What the task requires:
Reproduce all entries word for word.

Dataset entries on figures:
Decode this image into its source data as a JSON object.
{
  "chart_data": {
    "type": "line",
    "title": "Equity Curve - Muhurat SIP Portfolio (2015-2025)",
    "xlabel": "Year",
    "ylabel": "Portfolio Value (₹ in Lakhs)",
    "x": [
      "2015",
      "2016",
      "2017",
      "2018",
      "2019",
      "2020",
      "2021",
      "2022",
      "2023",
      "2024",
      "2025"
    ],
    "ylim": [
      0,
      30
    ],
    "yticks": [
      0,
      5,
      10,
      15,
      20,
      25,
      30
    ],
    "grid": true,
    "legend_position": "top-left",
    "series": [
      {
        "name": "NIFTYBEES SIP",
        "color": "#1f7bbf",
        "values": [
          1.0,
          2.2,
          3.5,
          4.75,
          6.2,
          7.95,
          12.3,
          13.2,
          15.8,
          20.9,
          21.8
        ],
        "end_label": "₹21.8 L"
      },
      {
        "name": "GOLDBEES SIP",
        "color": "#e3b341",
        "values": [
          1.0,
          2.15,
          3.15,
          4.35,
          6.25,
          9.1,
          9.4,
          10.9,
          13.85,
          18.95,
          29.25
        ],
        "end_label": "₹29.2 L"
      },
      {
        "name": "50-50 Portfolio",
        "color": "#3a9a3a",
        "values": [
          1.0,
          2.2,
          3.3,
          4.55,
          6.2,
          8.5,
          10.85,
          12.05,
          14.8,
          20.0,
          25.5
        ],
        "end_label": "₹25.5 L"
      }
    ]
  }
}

Solution for this problem:
Decode this image into its source data as a JSON object.
{
  "chart_data": {
    "type": "line",
    "title": "Equity Curve - Muhurat SIP Portfolio (2015-2025)",
    "xlabel": "Year",
    "ylabel": "Portfolio Value (₹ in Lakhs)",
    "x": [
      "2015",
      "2016",
      "2017",
      "2018",
      "2019",
      "2020",
      "2021",
      "2022",
      "2023",
      "2024",
      "2025"
    ],
    "ylim": [
      0,
      30
    ],
    "yticks": [
      0,
      5,
      10,
      15,
      20,
      25,
      30
    ],
    "grid": true,
    "legend_position": "top-left",
    "series": [
      {
        "name": "NIFTYBEES SIP",
        "color": "#1f7bbf",
        "values": [
          1.0,
          2.2,
          3.5,
          4.75,
          6.2,
          7.95,
          12.3,
          13.2,
          15.8,
          20.9,
          21.8
        ],
        "end_label": "₹21.8 L"
      },
      {
        "name": "GOLDBEES SIP",
        "color": "#e3b341",
        "values": [
          1.0,
          2.15,
          3.15,
          4.35,
          6.25,
          9.1,
          9.4,
          10.9,
          13.85,
          18.95,
          29.25
        ],
        "end_label": "₹29.2 L"
      },
      {
        "name": "50-50 Portfolio",
        "color": "#3a9a3a",
        "values": [
          1.0,
          2.2,
          3.3,
          4.55,
          6.2,
          8.5,
          10.85,
          12.05,
          14.8,
          20.0,
          25.5
        ],
        "end_label": "₹25.5 L"
      }
    ]
  }
}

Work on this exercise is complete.